■ REQUIREMENTS:
Search the material for the string "name" and copy each line where it occurs.

***** DATA FOR THE TASK

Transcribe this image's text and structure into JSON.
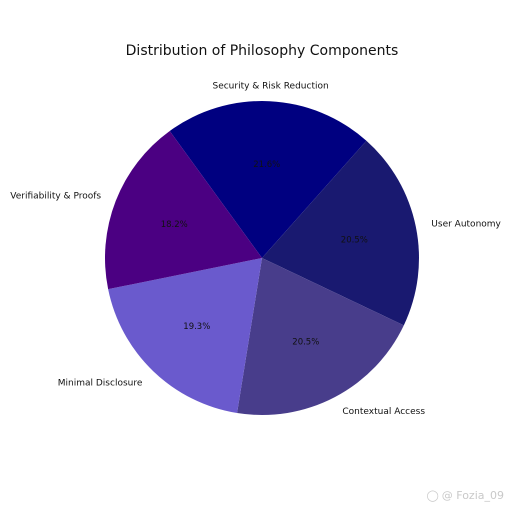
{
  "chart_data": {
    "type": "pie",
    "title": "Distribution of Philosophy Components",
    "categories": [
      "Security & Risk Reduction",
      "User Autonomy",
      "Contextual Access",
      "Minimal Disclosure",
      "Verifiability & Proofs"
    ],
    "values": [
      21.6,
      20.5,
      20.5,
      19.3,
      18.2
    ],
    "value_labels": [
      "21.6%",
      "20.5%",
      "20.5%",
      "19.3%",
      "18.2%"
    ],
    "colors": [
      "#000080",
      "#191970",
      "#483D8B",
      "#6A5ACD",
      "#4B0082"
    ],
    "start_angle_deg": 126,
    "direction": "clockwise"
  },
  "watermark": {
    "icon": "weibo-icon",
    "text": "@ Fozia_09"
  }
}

**********
***** DATA FOR THE TASK

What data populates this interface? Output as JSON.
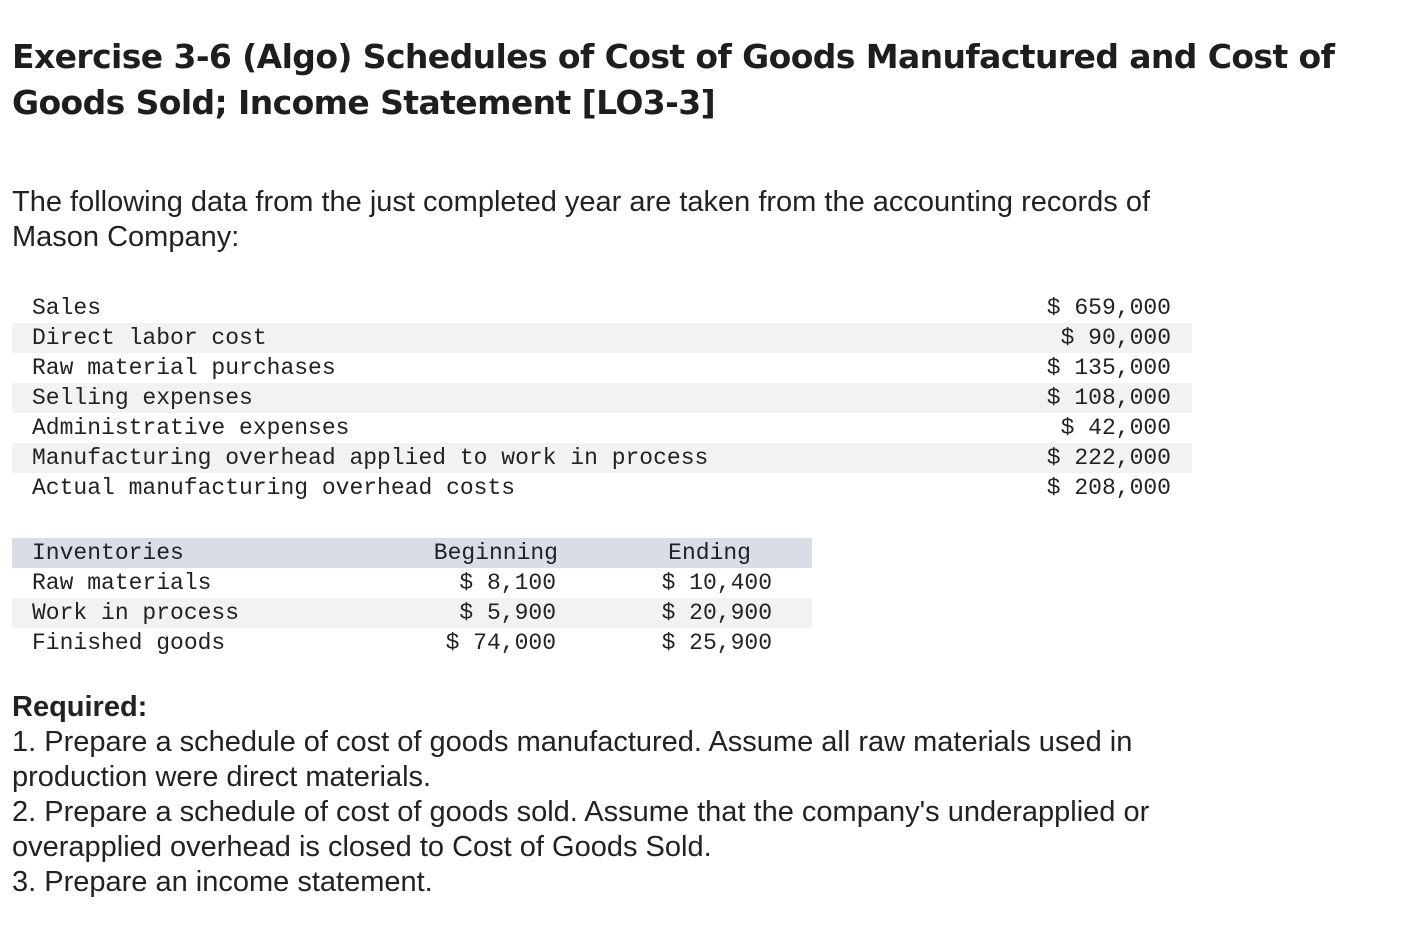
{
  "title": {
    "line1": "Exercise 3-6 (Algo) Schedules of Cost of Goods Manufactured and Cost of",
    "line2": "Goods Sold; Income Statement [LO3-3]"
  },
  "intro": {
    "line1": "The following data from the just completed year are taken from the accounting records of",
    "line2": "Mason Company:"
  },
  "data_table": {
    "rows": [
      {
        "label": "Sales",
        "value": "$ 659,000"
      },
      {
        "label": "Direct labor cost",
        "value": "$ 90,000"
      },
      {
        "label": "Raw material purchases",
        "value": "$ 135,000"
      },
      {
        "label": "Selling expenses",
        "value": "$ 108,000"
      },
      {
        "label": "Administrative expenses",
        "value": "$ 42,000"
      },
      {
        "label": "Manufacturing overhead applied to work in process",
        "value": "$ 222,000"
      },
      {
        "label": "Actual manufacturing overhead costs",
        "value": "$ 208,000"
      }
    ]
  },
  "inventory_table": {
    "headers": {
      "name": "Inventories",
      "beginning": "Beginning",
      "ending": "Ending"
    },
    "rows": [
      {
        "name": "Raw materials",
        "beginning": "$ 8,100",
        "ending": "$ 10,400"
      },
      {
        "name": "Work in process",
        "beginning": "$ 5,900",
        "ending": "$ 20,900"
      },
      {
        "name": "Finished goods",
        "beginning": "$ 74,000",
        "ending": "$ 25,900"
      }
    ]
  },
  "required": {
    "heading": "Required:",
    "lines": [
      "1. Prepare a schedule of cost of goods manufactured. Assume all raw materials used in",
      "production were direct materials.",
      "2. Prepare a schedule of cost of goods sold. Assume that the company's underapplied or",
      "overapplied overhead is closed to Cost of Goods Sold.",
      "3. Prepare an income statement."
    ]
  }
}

**********

■ SOLUTION TO THE EXERCISE:
      "name": "Inventories",
        "name": "Raw materials",
        "name": "Work in process",
        "name": "Finished goods",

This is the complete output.